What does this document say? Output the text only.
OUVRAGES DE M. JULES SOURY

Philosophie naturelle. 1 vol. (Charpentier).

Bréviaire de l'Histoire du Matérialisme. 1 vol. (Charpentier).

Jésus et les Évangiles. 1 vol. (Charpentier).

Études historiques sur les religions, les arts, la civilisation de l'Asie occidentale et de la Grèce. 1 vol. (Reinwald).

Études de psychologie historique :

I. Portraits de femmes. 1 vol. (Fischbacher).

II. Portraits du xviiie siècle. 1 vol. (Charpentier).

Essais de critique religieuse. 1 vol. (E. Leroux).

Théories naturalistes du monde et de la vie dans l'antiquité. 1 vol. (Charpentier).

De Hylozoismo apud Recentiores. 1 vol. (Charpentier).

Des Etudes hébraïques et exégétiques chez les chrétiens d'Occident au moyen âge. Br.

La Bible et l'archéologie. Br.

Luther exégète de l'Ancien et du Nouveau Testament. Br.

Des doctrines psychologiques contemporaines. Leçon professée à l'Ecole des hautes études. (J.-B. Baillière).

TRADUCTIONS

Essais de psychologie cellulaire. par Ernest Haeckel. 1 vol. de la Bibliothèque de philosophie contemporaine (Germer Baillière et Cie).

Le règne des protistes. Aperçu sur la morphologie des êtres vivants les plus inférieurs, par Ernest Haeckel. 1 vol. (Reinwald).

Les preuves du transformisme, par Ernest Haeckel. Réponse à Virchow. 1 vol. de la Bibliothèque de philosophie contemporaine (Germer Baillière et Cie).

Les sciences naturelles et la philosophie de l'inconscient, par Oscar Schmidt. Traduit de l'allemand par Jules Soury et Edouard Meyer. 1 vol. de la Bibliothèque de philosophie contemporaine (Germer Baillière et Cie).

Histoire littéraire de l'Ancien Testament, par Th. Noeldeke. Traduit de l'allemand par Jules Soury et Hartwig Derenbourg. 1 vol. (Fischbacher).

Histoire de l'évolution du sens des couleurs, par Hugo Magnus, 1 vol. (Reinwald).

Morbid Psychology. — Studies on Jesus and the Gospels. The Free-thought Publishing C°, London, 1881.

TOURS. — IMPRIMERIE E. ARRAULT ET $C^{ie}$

--------------------------------

- What this task involves -
Above are several records. Count the lines among them that contain "Reinwald" and give only the total.

- Task output -
3